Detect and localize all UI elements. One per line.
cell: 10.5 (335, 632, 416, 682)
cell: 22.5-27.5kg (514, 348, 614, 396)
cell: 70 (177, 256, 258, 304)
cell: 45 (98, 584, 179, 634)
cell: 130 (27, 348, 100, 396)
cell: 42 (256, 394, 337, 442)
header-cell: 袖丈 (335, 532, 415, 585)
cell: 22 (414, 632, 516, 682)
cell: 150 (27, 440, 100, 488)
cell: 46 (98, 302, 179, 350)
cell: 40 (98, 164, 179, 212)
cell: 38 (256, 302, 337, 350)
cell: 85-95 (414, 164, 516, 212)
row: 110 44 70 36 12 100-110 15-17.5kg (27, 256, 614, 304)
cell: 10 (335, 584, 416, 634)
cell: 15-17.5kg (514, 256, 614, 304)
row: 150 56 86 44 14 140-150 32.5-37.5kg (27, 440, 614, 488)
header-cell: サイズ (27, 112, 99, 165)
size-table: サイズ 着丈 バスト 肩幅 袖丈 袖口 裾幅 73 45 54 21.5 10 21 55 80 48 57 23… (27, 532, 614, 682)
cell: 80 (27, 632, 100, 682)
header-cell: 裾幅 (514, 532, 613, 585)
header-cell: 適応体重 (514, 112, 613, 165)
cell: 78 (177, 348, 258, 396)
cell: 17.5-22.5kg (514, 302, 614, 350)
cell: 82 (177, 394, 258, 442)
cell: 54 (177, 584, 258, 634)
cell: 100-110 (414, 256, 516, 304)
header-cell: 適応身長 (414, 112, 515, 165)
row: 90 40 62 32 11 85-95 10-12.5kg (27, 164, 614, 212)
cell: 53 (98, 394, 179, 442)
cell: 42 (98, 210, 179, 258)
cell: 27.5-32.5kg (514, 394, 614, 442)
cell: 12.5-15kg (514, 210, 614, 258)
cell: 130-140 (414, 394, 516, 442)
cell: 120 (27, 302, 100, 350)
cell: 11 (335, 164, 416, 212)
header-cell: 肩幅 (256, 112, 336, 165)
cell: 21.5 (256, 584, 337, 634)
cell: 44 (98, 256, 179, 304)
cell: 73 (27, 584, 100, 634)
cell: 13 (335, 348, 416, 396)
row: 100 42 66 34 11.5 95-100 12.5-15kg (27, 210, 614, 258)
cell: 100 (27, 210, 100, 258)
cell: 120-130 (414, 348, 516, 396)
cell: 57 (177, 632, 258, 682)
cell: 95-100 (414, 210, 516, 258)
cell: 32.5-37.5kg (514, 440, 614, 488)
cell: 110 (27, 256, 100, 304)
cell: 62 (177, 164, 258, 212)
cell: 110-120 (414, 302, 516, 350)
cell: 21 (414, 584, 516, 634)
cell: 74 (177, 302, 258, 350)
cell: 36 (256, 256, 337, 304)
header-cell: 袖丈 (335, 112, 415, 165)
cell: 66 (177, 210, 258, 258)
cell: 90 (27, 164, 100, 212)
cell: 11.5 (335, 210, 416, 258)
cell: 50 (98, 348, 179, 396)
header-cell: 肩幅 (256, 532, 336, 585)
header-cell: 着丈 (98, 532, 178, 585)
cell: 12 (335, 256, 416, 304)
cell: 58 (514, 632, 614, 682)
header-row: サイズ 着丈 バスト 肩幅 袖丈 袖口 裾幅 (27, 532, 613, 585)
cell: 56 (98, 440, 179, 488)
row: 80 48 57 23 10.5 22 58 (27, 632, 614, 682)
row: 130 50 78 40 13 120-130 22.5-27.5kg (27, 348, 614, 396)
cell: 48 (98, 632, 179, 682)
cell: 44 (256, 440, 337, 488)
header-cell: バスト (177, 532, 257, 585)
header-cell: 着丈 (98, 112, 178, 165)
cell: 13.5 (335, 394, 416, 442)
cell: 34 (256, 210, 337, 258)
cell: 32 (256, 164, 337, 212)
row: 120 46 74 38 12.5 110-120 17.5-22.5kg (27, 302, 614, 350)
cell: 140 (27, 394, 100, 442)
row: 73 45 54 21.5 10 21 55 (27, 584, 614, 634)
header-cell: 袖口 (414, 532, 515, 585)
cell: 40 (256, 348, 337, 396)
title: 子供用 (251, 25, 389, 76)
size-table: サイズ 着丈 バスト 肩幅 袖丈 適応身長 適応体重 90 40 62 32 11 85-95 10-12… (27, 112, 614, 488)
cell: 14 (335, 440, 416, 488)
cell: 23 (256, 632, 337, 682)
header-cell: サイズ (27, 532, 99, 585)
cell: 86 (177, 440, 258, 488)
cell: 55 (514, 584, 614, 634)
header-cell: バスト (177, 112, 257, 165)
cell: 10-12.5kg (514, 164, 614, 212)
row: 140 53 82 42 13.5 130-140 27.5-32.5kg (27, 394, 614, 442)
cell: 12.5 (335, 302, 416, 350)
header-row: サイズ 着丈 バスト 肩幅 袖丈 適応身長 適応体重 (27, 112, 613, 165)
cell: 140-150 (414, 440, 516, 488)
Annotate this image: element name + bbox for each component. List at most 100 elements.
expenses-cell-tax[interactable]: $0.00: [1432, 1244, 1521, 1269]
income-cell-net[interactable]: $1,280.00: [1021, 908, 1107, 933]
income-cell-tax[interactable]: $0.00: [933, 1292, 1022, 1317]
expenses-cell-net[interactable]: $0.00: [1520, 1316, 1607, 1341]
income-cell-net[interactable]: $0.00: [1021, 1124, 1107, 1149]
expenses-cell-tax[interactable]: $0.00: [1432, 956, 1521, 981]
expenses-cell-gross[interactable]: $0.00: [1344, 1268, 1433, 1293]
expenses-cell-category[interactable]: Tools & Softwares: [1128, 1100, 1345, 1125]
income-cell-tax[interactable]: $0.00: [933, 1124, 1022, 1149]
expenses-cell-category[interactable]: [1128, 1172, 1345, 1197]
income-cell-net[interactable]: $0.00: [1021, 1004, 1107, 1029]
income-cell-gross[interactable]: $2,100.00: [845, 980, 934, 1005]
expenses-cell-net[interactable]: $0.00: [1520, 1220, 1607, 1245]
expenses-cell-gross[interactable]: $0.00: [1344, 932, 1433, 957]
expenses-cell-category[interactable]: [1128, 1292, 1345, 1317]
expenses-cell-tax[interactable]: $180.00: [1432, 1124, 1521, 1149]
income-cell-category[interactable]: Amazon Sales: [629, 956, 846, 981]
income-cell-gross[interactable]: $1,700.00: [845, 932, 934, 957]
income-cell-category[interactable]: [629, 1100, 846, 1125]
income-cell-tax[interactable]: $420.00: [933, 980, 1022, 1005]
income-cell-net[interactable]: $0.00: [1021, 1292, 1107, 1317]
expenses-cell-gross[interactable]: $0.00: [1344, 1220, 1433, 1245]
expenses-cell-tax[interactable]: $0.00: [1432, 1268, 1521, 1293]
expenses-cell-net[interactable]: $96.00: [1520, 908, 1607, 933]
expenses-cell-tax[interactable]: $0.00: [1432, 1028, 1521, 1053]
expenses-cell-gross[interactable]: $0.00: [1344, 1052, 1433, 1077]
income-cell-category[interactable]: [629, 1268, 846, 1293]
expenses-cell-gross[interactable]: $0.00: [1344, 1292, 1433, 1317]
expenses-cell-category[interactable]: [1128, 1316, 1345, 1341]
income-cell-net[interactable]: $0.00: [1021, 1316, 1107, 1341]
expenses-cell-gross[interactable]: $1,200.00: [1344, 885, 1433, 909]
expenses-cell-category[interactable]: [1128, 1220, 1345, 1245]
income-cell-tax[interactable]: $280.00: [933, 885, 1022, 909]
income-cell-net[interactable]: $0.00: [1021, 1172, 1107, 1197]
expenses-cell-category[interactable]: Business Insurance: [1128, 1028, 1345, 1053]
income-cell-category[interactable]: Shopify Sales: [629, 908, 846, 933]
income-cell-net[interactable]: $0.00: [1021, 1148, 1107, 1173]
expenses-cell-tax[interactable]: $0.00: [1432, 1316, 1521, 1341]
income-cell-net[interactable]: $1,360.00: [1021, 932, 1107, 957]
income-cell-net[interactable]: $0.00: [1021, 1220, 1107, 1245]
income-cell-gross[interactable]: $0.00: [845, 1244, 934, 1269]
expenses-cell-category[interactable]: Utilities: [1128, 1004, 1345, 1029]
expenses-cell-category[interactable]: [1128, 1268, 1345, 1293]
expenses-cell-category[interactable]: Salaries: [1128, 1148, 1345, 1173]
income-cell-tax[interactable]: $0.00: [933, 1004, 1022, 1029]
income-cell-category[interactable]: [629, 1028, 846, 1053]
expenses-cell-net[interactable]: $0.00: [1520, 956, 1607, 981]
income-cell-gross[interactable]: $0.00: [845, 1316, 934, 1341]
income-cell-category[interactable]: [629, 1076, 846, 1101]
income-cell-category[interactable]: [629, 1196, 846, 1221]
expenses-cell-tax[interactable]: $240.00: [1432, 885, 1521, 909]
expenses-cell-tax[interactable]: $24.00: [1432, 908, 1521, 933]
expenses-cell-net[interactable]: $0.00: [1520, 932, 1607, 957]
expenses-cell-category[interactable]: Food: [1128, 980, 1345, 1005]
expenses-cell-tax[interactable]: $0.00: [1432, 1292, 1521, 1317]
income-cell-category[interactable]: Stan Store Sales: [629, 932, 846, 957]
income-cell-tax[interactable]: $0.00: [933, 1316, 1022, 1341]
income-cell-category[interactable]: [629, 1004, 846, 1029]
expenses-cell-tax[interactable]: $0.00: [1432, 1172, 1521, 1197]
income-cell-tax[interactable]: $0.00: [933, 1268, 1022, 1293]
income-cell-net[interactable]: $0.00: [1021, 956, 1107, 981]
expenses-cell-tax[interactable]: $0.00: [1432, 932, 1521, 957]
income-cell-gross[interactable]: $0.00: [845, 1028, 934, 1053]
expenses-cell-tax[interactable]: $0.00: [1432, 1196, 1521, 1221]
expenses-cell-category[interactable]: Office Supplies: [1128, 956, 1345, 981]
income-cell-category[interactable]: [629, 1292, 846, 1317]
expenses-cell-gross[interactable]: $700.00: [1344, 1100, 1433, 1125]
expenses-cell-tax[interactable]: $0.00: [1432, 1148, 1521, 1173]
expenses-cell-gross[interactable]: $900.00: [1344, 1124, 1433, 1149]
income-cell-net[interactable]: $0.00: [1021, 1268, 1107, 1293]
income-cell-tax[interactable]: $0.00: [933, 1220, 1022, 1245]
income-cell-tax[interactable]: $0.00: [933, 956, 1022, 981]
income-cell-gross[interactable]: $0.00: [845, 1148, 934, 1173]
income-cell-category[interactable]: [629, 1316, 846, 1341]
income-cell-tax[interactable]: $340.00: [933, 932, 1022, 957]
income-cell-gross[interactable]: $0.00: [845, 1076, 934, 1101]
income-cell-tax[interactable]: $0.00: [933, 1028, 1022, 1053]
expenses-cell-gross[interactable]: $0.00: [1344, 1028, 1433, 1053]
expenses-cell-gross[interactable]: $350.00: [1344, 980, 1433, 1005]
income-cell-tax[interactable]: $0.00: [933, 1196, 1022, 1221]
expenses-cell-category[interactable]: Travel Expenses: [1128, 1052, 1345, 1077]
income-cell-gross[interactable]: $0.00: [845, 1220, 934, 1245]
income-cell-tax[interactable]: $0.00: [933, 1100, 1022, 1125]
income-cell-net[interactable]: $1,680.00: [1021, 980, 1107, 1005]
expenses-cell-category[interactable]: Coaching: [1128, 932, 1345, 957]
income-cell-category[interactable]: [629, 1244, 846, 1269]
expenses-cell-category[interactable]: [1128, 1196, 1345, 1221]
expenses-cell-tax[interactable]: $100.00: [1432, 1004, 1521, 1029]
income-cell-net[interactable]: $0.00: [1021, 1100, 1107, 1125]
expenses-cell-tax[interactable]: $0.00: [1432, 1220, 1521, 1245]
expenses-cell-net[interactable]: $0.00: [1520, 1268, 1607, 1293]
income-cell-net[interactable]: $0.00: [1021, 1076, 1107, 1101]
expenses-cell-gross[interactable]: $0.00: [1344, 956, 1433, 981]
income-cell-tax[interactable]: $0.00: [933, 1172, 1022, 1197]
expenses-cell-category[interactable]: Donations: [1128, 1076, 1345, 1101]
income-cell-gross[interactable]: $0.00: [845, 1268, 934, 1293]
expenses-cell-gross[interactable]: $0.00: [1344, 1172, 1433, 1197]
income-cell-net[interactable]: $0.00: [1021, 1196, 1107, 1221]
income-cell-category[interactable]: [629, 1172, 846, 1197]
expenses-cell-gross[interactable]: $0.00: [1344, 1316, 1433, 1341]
§ §
§ CONSIGNA: Presenta como lista numerada el tramo del listado que va desde el principio hasta la línea que contiene "cell: 38 (256, 302, 337, 350)", con ambos extremos incluidos y sin las líneas en blanco.

§ RESULTADO:
1. Detect and localize all UI elements. One per line.
2. cell: 10.5 (335, 632, 416, 682)
3. cell: 22.5-27.5kg (514, 348, 614, 396)
4. cell: 70 (177, 256, 258, 304)
5. cell: 45 (98, 584, 179, 634)
6. cell: 130 (27, 348, 100, 396)
7. cell: 42 (256, 394, 337, 442)
8. header-cell: 袖丈 (335, 532, 415, 585)
9. cell: 22 (414, 632, 516, 682)
10. cell: 150 (27, 440, 100, 488)
11. cell: 46 (98, 302, 179, 350)
12. cell: 40 (98, 164, 179, 212)
13. cell: 38 (256, 302, 337, 350)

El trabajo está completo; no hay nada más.